> **What is asked**:
Which lines hold the word "dangerous"? Copy each of them from the material.
-- Start --
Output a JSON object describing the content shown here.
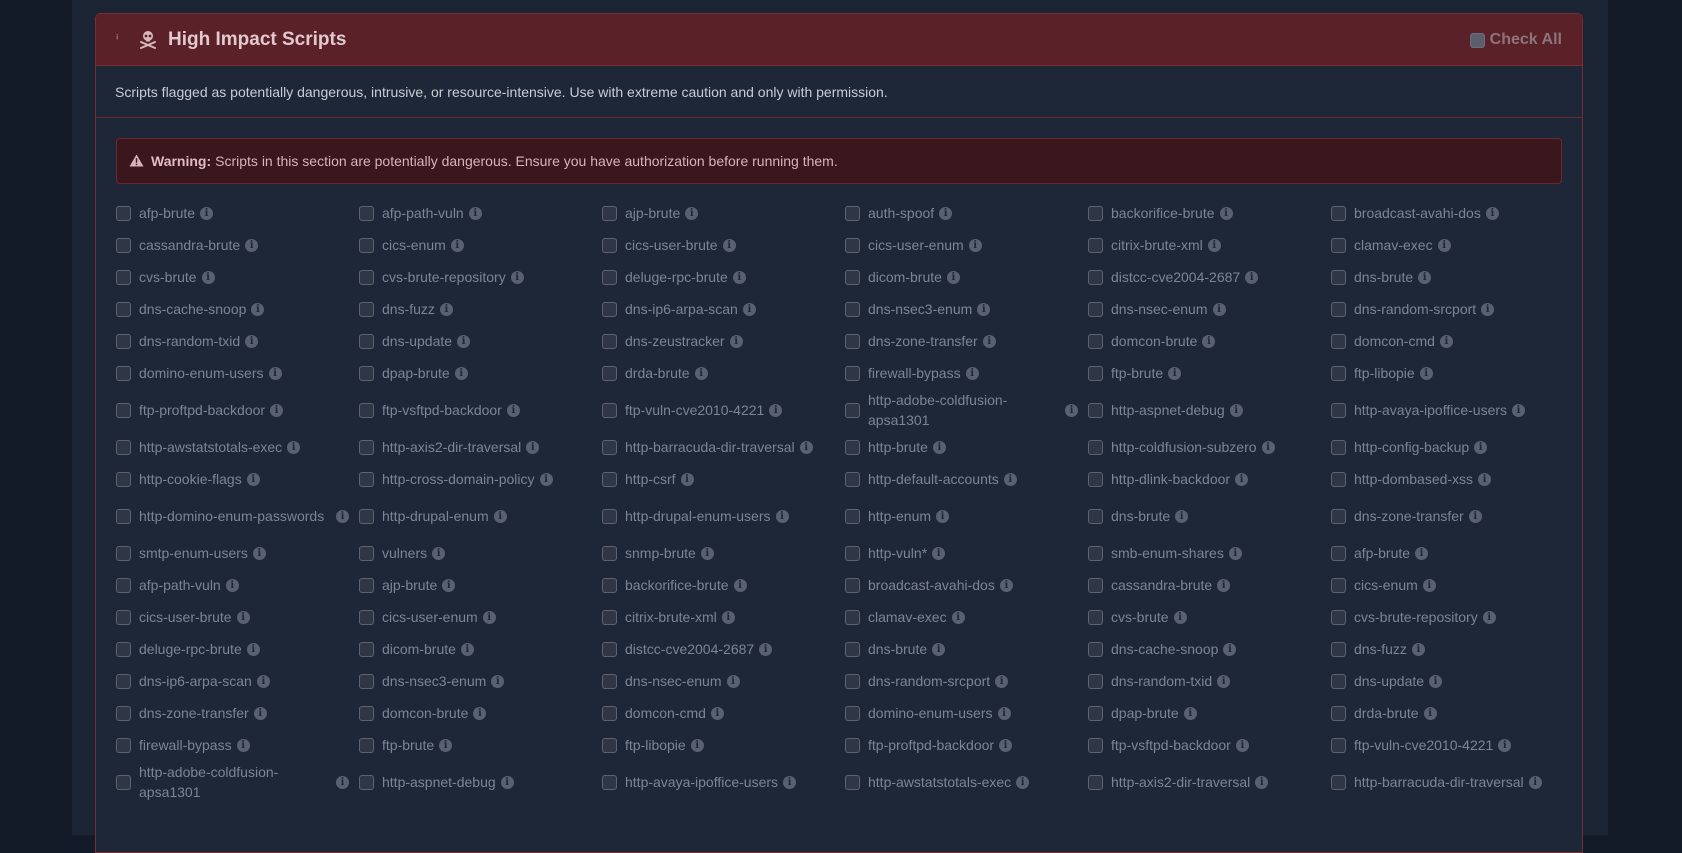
{
  "panel": {
    "collapse_mark": "ⁱ",
    "title": "High Impact Scripts",
    "check_all_label": "Check All",
    "description": "Scripts flagged as potentially dangerous, intrusive, or resource-intensive. Use with extreme caution and only with permission.",
    "warning_bold": "Warning:",
    "warning_text": "Scripts in this section are potentially dangerous. Ensure you have authorization before running them."
  },
  "colors": {
    "header_bg": "#5a2129",
    "border": "#7a2b33",
    "warning_bg": "#3a161d"
  },
  "scripts": [
    "afp-brute",
    "afp-path-vuln",
    "ajp-brute",
    "auth-spoof",
    "backorifice-brute",
    "broadcast-avahi-dos",
    "cassandra-brute",
    "cics-enum",
    "cics-user-brute",
    "cics-user-enum",
    "citrix-brute-xml",
    "clamav-exec",
    "cvs-brute",
    "cvs-brute-repository",
    "deluge-rpc-brute",
    "dicom-brute",
    "distcc-cve2004-2687",
    "dns-brute",
    "dns-cache-snoop",
    "dns-fuzz",
    "dns-ip6-arpa-scan",
    "dns-nsec3-enum",
    "dns-nsec-enum",
    "dns-random-srcport",
    "dns-random-txid",
    "dns-update",
    "dns-zeustracker",
    "dns-zone-transfer",
    "domcon-brute",
    "domcon-cmd",
    "domino-enum-users",
    "dpap-brute",
    "drda-brute",
    "firewall-bypass",
    "ftp-brute",
    "ftp-libopie",
    "ftp-proftpd-backdoor",
    "ftp-vsftpd-backdoor",
    "ftp-vuln-cve2010-4221",
    "http-adobe-coldfusion-apsa1301",
    "http-aspnet-debug",
    "http-avaya-ipoffice-users",
    "http-awstatstotals-exec",
    "http-axis2-dir-traversal",
    "http-barracuda-dir-traversal",
    "http-brute",
    "http-coldfusion-subzero",
    "http-config-backup",
    "http-cookie-flags",
    "http-cross-domain-policy",
    "http-csrf",
    "http-default-accounts",
    "http-dlink-backdoor",
    "http-dombased-xss",
    "http-domino-enum-passwords",
    "http-drupal-enum",
    "http-drupal-enum-users",
    "http-enum",
    "dns-brute",
    "dns-zone-transfer",
    "smtp-enum-users",
    "vulners",
    "snmp-brute",
    "http-vuln*",
    "smb-enum-shares",
    "afp-brute",
    "afp-path-vuln",
    "ajp-brute",
    "backorifice-brute",
    "broadcast-avahi-dos",
    "cassandra-brute",
    "cics-enum",
    "cics-user-brute",
    "cics-user-enum",
    "citrix-brute-xml",
    "clamav-exec",
    "cvs-brute",
    "cvs-brute-repository",
    "deluge-rpc-brute",
    "dicom-brute",
    "distcc-cve2004-2687",
    "dns-brute",
    "dns-cache-snoop",
    "dns-fuzz",
    "dns-ip6-arpa-scan",
    "dns-nsec3-enum",
    "dns-nsec-enum",
    "dns-random-srcport",
    "dns-random-txid",
    "dns-update",
    "dns-zone-transfer",
    "domcon-brute",
    "domcon-cmd",
    "domino-enum-users",
    "dpap-brute",
    "drda-brute",
    "firewall-bypass",
    "ftp-brute",
    "ftp-libopie",
    "ftp-proftpd-backdoor",
    "ftp-vsftpd-backdoor",
    "ftp-vuln-cve2010-4221",
    "http-adobe-coldfusion-apsa1301",
    "http-aspnet-debug",
    "http-avaya-ipoffice-users",
    "http-awstatstotals-exec",
    "http-axis2-dir-traversal",
    "http-barracuda-dir-traversal"
  ],
  "info_glyph": "i"
}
-- End --
> **The output**:
    "description": "Scripts flagged as potentially dangerous, intrusive, or resource-intensive. Use with extreme caution and only with permission.",
    "warning_text": "Scripts in this section are potentially dangerous. Ensure you have authorization before running them."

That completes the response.